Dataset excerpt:
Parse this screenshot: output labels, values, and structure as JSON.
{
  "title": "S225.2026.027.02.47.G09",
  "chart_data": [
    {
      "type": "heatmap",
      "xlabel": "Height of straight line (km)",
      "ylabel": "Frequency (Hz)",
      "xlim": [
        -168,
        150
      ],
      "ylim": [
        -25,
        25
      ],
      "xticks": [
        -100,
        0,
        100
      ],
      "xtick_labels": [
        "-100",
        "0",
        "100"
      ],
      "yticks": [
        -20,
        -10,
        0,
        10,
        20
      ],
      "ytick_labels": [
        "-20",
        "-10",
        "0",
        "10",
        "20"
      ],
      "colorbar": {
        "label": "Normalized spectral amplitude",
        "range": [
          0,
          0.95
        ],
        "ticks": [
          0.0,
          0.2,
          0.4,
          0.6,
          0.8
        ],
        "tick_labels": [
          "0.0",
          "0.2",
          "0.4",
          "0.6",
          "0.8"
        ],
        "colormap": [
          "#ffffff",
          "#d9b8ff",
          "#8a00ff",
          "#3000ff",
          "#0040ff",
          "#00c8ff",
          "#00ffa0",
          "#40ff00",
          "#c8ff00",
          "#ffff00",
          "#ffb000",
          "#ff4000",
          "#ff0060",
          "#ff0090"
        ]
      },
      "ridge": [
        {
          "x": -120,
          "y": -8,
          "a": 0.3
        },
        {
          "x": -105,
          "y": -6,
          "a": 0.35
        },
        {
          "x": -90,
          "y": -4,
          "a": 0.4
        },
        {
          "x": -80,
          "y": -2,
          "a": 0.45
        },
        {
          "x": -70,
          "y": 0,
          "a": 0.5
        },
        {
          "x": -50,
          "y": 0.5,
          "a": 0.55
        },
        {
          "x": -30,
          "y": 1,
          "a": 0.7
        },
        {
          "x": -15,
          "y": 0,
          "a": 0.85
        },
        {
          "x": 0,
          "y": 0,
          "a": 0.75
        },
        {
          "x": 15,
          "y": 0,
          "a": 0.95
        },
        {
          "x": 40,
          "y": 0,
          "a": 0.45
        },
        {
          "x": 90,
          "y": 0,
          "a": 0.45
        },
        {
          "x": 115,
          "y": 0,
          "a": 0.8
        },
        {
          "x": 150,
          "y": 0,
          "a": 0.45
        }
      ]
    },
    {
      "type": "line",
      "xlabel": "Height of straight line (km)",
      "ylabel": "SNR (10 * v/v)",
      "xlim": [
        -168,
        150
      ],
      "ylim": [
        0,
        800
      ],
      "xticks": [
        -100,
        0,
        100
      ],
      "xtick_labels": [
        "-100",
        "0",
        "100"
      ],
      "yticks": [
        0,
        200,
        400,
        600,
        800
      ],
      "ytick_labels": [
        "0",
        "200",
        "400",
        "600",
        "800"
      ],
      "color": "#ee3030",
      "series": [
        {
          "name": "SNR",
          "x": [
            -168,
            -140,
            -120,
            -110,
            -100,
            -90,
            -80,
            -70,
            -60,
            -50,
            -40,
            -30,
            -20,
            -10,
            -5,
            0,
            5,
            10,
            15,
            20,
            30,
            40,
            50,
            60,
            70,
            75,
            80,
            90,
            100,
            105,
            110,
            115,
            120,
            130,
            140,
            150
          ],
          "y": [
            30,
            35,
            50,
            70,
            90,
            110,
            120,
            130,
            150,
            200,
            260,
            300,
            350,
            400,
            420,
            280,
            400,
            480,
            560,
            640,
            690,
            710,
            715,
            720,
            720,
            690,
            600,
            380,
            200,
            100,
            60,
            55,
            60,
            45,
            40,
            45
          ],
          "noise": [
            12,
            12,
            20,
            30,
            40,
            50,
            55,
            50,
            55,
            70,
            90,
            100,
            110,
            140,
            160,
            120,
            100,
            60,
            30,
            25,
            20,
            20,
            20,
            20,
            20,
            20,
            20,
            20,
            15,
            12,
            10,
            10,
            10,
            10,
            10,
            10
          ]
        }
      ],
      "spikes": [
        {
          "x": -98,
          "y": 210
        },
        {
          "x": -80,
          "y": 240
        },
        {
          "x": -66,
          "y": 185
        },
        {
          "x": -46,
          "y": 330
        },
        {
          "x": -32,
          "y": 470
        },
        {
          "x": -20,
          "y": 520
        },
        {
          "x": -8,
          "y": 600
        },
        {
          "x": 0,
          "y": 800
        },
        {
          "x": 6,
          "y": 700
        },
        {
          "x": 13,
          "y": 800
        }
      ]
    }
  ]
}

Written request » Repeat each record exactly. Omit nothing.

Solution below »
Parse this screenshot: output labels, values, and structure as JSON.
{
  "title": "S225.2026.027.02.47.G09",
  "chart_data": [
    {
      "type": "heatmap",
      "xlabel": "Height of straight line (km)",
      "ylabel": "Frequency (Hz)",
      "xlim": [
        -168,
        150
      ],
      "ylim": [
        -25,
        25
      ],
      "xticks": [
        -100,
        0,
        100
      ],
      "xtick_labels": [
        "-100",
        "0",
        "100"
      ],
      "yticks": [
        -20,
        -10,
        0,
        10,
        20
      ],
      "ytick_labels": [
        "-20",
        "-10",
        "0",
        "10",
        "20"
      ],
      "colorbar": {
        "label": "Normalized spectral amplitude",
        "range": [
          0,
          0.95
        ],
        "ticks": [
          0.0,
          0.2,
          0.4,
          0.6,
          0.8
        ],
        "tick_labels": [
          "0.0",
          "0.2",
          "0.4",
          "0.6",
          "0.8"
        ],
        "colormap": [
          "#ffffff",
          "#d9b8ff",
          "#8a00ff",
          "#3000ff",
          "#0040ff",
          "#00c8ff",
          "#00ffa0",
          "#40ff00",
          "#c8ff00",
          "#ffff00",
          "#ffb000",
          "#ff4000",
          "#ff0060",
          "#ff0090"
        ]
      },
      "ridge": [
        {
          "x": -120,
          "y": -8,
          "a": 0.3
        },
        {
          "x": -105,
          "y": -6,
          "a": 0.35
        },
        {
          "x": -90,
          "y": -4,
          "a": 0.4
        },
        {
          "x": -80,
          "y": -2,
          "a": 0.45
        },
        {
          "x": -70,
          "y": 0,
          "a": 0.5
        },
        {
          "x": -50,
          "y": 0.5,
          "a": 0.55
        },
        {
          "x": -30,
          "y": 1,
          "a": 0.7
        },
        {
          "x": -15,
          "y": 0,
          "a": 0.85
        },
        {
          "x": 0,
          "y": 0,
          "a": 0.75
        },
        {
          "x": 15,
          "y": 0,
          "a": 0.95
        },
        {
          "x": 40,
          "y": 0,
          "a": 0.45
        },
        {
          "x": 90,
          "y": 0,
          "a": 0.45
        },
        {
          "x": 115,
          "y": 0,
          "a": 0.8
        },
        {
          "x": 150,
          "y": 0,
          "a": 0.45
        }
      ]
    },
    {
      "type": "line",
      "xlabel": "Height of straight line (km)",
      "ylabel": "SNR (10 * v/v)",
      "xlim": [
        -168,
        150
      ],
      "ylim": [
        0,
        800
      ],
      "xticks": [
        -100,
        0,
        100
      ],
      "xtick_labels": [
        "-100",
        "0",
        "100"
      ],
      "yticks": [
        0,
        200,
        400,
        600,
        800
      ],
      "ytick_labels": [
        "0",
        "200",
        "400",
        "600",
        "800"
      ],
      "color": "#ee3030",
      "series": [
        {
          "name": "SNR",
          "x": [
            -168,
            -140,
            -120,
            -110,
            -100,
            -90,
            -80,
            -70,
            -60,
            -50,
            -40,
            -30,
            -20,
            -10,
            -5,
            0,
            5,
            10,
            15,
            20,
            30,
            40,
            50,
            60,
            70,
            75,
            80,
            90,
            100,
            105,
            110,
            115,
            120,
            130,
            140,
            150
          ],
          "y": [
            30,
            35,
            50,
            70,
            90,
            110,
            120,
            130,
            150,
            200,
            260,
            300,
            350,
            400,
            420,
            280,
            400,
            480,
            560,
            640,
            690,
            710,
            715,
            720,
            720,
            690,
            600,
            380,
            200,
            100,
            60,
            55,
            60,
            45,
            40,
            45
          ],
          "noise": [
            12,
            12,
            20,
            30,
            40,
            50,
            55,
            50,
            55,
            70,
            90,
            100,
            110,
            140,
            160,
            120,
            100,
            60,
            30,
            25,
            20,
            20,
            20,
            20,
            20,
            20,
            20,
            20,
            15,
            12,
            10,
            10,
            10,
            10,
            10,
            10
          ]
        }
      ],
      "spikes": [
        {
          "x": -98,
          "y": 210
        },
        {
          "x": -80,
          "y": 240
        },
        {
          "x": -66,
          "y": 185
        },
        {
          "x": -46,
          "y": 330
        },
        {
          "x": -32,
          "y": 470
        },
        {
          "x": -20,
          "y": 520
        },
        {
          "x": -8,
          "y": 600
        },
        {
          "x": 0,
          "y": 800
        },
        {
          "x": 6,
          "y": 700
        },
        {
          "x": 13,
          "y": 800
        }
      ]
    }
  ]
}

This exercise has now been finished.